[START]
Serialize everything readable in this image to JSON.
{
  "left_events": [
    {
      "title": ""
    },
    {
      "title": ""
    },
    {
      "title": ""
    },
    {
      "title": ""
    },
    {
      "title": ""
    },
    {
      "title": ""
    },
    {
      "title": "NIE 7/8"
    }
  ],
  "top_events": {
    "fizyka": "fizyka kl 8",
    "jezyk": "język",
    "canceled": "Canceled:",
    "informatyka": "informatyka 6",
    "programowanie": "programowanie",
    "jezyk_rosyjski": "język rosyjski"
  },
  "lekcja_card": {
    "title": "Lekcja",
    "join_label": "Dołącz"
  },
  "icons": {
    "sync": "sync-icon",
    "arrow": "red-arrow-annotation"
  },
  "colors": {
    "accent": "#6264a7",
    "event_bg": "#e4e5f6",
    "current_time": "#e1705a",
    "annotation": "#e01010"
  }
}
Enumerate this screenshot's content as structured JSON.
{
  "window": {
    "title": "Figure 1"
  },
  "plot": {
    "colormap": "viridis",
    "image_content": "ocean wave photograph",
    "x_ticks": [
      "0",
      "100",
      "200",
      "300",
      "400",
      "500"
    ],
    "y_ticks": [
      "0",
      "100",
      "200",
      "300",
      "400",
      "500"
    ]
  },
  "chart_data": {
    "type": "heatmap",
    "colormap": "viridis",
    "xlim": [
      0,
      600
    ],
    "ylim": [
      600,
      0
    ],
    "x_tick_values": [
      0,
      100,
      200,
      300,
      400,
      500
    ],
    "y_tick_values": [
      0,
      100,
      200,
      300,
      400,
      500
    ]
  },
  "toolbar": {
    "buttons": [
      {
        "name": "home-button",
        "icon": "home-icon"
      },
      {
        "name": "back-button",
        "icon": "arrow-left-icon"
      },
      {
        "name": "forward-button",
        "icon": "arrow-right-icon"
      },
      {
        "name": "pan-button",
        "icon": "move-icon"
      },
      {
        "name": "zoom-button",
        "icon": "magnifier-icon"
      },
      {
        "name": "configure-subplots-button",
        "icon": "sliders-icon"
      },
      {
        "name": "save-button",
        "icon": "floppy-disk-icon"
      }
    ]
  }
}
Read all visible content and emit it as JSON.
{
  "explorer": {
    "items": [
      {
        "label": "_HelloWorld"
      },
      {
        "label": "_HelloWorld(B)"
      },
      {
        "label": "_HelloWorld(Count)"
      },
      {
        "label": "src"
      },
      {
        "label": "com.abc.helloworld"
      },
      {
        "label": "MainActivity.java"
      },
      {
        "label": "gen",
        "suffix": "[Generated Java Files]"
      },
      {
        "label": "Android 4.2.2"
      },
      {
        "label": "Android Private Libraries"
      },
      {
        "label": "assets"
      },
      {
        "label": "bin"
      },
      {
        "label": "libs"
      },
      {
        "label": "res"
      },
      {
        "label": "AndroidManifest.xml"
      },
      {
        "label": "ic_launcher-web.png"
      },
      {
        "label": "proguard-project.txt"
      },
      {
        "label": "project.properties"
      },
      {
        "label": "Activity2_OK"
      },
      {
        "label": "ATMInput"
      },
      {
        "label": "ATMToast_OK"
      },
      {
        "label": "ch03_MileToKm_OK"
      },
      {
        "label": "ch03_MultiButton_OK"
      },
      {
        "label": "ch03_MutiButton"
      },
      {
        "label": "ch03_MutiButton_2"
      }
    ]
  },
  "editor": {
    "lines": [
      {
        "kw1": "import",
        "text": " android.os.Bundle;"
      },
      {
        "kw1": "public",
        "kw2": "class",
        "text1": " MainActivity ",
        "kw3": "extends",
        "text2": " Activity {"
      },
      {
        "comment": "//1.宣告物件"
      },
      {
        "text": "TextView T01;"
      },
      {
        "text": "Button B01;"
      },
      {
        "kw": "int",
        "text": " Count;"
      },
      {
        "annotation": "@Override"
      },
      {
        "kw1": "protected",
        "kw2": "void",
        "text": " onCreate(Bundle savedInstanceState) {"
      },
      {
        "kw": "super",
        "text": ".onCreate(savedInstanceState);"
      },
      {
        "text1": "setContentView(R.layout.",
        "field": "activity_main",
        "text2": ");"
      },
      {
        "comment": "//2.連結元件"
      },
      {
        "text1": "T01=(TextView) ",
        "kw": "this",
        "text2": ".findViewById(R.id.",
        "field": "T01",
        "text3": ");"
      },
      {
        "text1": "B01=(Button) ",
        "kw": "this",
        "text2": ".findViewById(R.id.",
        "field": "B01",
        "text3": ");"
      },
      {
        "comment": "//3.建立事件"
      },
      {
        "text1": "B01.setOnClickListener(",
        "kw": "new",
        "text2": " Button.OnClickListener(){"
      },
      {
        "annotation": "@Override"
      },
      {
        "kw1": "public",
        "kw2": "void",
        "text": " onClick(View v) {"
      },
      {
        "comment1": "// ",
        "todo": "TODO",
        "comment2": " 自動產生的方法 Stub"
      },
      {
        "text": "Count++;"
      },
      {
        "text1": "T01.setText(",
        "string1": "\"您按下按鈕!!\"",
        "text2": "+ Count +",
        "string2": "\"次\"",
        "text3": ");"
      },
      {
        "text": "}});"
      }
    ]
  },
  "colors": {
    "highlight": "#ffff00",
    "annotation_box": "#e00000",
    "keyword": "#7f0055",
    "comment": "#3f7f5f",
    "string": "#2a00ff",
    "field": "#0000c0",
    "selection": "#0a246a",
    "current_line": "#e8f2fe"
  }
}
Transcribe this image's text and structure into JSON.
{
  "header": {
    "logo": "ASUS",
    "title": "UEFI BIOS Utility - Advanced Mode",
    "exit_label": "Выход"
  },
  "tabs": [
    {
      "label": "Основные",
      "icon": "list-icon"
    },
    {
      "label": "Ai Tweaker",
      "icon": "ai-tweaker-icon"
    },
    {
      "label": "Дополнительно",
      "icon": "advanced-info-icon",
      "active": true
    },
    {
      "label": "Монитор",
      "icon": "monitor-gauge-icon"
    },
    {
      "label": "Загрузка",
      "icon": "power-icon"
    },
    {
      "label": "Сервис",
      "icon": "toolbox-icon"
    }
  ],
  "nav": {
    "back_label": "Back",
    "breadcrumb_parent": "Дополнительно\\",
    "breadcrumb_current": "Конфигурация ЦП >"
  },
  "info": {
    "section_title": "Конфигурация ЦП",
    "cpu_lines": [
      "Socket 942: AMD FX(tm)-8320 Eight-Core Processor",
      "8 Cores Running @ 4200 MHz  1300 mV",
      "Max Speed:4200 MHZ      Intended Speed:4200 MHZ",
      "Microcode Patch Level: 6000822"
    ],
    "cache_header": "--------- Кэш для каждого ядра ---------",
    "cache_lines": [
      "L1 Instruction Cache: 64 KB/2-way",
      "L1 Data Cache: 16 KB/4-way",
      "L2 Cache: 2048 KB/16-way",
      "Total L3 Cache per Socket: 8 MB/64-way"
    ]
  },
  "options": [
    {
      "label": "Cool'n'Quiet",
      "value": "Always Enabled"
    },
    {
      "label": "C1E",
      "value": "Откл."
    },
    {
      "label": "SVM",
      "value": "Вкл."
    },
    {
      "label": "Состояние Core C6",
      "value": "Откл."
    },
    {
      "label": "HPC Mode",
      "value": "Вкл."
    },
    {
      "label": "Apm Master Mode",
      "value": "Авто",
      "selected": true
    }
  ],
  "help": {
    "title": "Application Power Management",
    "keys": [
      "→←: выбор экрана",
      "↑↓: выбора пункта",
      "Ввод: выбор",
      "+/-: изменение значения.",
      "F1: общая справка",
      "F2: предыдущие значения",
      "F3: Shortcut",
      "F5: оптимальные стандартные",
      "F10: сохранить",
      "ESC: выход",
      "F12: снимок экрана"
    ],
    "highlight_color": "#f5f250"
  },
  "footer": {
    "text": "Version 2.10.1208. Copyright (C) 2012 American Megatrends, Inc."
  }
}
[END]
__The problem__
Of all the lines above, how many contain the word "język"? Answer with only the number.

__Finished task__
2